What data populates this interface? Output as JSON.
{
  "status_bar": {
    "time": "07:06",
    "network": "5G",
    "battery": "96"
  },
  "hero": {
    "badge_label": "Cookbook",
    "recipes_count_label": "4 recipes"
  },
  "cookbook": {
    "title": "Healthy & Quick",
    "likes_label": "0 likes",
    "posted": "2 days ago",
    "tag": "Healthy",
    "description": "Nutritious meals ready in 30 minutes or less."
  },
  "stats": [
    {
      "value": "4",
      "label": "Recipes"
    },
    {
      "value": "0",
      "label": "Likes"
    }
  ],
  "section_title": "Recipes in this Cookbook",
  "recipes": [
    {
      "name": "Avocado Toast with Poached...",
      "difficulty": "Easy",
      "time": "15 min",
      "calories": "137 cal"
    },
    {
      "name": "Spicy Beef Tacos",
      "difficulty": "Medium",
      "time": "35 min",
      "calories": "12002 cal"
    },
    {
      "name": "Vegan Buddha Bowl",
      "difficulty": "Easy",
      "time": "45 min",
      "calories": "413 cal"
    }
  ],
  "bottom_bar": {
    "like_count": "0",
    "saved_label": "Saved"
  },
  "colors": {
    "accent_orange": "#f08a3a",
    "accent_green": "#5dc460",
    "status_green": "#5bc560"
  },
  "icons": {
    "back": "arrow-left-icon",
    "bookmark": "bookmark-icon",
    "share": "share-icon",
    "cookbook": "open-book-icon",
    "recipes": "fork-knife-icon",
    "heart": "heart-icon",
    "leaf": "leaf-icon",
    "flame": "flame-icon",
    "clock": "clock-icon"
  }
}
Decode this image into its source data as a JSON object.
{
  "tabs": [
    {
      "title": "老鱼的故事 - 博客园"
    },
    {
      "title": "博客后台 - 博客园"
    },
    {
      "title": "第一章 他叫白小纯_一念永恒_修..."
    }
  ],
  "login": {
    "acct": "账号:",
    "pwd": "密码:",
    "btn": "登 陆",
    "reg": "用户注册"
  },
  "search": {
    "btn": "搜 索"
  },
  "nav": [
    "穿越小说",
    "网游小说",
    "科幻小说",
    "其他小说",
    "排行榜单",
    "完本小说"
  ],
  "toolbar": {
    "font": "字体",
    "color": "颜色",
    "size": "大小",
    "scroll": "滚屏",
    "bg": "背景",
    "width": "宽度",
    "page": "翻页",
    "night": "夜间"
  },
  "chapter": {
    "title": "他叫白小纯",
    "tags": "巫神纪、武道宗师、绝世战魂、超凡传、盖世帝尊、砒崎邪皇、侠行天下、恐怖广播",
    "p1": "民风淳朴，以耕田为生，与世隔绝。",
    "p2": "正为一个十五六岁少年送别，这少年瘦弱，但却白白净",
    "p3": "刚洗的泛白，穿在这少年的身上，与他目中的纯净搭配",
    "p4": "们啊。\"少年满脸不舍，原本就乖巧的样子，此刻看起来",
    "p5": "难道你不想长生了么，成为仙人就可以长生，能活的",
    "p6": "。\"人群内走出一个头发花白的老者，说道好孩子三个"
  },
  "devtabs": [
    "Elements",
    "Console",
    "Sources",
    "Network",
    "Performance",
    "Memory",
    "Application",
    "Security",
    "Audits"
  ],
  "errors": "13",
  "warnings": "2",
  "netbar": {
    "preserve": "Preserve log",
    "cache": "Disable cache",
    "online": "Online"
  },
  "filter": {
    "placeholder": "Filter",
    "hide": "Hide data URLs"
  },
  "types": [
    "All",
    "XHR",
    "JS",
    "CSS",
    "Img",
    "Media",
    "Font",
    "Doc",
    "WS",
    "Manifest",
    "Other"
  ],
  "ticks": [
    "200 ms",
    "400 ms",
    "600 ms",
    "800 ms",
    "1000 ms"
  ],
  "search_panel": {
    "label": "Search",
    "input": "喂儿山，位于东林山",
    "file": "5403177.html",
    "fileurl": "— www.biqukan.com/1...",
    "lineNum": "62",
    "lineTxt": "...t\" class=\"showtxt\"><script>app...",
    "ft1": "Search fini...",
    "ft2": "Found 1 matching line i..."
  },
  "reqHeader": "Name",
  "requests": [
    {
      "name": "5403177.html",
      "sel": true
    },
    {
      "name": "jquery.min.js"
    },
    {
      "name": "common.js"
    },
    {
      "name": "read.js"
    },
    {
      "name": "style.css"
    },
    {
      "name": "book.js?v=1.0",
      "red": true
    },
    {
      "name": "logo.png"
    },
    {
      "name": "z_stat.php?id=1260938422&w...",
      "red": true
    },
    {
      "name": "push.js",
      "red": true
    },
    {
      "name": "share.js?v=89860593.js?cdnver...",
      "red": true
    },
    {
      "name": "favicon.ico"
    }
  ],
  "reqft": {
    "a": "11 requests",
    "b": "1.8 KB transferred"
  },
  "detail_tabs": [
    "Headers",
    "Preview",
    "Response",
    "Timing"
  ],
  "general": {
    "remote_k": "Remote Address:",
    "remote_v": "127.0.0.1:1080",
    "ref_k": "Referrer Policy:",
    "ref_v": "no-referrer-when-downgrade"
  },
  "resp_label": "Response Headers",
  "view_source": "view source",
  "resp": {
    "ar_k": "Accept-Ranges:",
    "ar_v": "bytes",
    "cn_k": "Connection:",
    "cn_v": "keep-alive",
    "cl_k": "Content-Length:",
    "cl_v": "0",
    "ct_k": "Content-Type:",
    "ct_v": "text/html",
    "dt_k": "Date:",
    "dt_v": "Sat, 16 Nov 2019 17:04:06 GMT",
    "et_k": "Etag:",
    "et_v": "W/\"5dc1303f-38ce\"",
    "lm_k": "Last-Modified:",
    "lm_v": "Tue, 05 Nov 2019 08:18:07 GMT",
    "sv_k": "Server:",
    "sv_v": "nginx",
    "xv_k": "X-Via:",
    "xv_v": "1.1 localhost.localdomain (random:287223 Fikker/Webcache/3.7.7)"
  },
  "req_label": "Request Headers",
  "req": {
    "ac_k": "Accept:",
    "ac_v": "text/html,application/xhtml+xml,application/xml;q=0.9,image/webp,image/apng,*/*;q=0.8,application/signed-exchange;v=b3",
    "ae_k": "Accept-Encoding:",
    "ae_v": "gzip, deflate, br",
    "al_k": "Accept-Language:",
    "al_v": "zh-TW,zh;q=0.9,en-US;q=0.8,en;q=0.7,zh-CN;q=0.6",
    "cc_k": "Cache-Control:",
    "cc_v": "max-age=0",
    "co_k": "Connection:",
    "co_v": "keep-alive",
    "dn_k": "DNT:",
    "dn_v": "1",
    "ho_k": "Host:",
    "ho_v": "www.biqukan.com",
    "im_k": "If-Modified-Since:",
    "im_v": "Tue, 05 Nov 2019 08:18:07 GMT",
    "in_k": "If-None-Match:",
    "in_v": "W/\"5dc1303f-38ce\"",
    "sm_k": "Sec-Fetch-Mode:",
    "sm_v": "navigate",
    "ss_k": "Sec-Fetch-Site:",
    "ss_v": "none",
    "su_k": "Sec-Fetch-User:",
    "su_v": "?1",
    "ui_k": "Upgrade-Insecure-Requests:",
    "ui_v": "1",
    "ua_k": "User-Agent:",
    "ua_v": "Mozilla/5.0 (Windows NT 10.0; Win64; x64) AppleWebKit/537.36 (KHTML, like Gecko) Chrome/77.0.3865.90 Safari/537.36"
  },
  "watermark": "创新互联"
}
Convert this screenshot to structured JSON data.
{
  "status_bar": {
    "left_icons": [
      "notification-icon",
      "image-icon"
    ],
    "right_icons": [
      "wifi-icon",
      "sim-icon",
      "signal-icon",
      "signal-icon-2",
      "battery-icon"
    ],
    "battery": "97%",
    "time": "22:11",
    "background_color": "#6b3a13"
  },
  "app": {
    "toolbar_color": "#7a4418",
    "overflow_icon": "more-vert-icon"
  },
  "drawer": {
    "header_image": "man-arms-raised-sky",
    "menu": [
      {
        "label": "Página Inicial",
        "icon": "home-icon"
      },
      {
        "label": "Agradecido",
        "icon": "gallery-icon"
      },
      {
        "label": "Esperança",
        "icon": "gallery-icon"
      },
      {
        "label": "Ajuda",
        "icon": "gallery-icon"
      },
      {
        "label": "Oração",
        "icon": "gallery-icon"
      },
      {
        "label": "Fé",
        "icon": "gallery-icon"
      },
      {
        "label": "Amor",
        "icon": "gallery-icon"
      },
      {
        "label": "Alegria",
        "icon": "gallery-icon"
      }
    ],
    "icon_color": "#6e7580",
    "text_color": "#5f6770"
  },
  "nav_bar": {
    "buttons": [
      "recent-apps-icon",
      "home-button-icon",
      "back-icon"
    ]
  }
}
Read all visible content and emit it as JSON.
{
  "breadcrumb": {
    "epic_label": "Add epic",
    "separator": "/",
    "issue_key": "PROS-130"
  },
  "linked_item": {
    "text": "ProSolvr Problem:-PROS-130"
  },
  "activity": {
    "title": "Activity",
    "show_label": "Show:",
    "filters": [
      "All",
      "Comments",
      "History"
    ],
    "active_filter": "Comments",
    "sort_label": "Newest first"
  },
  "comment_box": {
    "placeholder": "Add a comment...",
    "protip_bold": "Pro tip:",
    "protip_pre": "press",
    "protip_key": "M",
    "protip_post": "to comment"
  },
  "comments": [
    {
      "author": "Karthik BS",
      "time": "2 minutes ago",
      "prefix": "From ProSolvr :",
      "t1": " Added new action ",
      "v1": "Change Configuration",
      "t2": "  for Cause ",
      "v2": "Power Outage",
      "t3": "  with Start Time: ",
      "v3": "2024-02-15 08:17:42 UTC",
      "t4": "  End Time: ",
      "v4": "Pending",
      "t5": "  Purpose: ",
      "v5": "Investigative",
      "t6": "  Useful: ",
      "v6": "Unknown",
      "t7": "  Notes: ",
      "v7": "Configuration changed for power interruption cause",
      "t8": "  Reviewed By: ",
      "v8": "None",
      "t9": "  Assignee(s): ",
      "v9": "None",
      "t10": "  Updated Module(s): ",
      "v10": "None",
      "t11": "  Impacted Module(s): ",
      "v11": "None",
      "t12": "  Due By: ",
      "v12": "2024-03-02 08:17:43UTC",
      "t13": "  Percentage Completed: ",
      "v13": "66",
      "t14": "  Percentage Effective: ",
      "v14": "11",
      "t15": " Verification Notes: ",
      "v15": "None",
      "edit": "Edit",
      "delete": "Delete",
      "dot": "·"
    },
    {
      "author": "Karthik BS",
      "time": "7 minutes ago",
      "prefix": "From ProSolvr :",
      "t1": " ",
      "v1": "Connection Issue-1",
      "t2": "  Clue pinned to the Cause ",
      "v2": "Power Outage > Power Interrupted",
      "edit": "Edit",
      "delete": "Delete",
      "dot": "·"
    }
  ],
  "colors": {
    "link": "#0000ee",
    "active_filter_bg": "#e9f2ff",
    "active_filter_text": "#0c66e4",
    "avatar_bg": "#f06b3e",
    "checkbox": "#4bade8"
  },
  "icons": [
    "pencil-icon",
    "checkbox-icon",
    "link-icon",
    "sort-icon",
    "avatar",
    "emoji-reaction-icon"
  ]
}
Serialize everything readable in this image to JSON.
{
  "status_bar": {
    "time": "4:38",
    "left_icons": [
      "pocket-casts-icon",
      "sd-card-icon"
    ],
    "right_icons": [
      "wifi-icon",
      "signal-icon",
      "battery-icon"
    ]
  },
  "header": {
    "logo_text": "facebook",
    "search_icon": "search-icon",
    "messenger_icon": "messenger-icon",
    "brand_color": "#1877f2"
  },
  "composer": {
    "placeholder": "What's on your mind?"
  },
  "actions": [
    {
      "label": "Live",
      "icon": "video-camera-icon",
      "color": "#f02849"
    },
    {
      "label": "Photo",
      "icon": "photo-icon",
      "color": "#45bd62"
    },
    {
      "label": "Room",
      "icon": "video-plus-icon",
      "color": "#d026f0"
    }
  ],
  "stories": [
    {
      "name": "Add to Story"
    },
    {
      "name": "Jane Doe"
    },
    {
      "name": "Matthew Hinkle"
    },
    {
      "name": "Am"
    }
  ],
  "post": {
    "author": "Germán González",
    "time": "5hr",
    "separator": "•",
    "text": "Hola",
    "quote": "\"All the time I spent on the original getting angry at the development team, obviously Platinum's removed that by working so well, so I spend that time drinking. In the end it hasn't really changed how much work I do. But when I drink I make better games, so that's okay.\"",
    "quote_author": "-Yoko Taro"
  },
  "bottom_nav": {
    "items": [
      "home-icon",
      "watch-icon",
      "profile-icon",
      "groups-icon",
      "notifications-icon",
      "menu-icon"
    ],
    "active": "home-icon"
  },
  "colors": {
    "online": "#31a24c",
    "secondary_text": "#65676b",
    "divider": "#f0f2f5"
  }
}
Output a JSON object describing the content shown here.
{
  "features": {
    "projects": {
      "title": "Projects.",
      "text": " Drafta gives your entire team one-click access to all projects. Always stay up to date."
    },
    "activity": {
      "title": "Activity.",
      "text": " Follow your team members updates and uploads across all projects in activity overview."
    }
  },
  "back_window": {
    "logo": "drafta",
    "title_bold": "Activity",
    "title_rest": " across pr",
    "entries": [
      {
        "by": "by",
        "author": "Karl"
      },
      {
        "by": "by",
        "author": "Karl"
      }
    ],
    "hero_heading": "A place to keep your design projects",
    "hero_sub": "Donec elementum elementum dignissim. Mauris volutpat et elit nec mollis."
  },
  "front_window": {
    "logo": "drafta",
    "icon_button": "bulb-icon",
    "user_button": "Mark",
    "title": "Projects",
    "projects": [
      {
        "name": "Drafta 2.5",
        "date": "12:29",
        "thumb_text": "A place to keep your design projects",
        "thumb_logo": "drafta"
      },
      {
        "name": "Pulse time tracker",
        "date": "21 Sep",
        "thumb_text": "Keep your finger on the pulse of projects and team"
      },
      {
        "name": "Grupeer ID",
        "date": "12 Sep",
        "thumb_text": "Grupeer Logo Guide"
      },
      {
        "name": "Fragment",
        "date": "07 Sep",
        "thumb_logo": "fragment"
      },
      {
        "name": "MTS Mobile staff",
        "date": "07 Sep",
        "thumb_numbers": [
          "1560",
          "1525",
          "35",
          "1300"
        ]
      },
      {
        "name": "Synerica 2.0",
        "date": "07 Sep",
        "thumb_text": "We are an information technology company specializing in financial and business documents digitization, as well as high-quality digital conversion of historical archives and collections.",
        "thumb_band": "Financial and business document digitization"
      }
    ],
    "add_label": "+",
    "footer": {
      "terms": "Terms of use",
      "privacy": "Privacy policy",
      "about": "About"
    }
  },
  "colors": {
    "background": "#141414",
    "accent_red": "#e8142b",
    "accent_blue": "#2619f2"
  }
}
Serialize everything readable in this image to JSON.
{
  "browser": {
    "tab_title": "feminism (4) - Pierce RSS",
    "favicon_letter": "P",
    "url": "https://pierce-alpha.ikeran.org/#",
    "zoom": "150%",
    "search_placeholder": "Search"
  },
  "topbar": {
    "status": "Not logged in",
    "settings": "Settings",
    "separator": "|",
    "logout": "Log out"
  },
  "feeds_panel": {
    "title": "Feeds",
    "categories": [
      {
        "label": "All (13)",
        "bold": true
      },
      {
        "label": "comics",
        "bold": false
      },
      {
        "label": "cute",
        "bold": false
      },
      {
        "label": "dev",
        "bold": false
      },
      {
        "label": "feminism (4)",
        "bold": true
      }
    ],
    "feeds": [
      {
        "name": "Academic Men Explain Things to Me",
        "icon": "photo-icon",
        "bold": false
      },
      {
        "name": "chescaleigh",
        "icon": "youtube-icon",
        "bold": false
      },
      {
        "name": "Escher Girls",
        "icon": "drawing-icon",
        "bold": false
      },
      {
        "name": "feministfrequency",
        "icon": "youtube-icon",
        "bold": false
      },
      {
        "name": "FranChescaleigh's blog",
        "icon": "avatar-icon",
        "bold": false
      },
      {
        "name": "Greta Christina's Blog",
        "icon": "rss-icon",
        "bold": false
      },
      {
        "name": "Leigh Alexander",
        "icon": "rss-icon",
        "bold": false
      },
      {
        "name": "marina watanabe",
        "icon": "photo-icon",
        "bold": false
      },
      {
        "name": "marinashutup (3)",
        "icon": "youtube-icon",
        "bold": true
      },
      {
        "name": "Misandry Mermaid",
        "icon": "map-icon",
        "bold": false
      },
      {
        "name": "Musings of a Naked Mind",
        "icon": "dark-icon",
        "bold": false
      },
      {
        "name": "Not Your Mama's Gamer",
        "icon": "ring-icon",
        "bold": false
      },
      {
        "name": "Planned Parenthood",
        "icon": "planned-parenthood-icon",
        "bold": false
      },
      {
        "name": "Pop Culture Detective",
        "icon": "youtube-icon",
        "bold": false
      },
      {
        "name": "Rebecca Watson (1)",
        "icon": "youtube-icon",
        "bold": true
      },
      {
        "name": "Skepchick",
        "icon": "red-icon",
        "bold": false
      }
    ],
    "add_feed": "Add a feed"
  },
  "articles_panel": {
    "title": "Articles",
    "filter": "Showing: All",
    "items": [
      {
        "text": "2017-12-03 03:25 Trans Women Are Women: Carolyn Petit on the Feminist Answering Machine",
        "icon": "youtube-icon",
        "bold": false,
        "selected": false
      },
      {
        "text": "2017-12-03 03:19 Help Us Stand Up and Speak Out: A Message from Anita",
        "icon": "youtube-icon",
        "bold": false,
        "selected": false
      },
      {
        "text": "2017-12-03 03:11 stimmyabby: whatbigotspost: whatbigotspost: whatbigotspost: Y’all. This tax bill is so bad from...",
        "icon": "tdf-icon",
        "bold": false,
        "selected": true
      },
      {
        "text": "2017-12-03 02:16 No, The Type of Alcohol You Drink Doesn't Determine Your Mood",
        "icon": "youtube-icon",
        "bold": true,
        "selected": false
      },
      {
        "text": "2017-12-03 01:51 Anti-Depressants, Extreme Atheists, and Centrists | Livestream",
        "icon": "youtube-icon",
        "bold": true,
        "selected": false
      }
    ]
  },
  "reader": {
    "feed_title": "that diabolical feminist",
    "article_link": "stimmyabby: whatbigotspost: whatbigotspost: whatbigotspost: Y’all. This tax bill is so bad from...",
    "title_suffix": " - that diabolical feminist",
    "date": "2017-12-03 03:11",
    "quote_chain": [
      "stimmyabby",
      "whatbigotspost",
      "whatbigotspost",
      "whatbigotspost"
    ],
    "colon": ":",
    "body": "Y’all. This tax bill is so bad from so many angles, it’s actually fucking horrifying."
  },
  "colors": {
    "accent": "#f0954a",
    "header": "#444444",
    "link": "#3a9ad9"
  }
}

** Your task **
Output a single number: how many lines contain the word "Outage".

** Answer to this problem **
2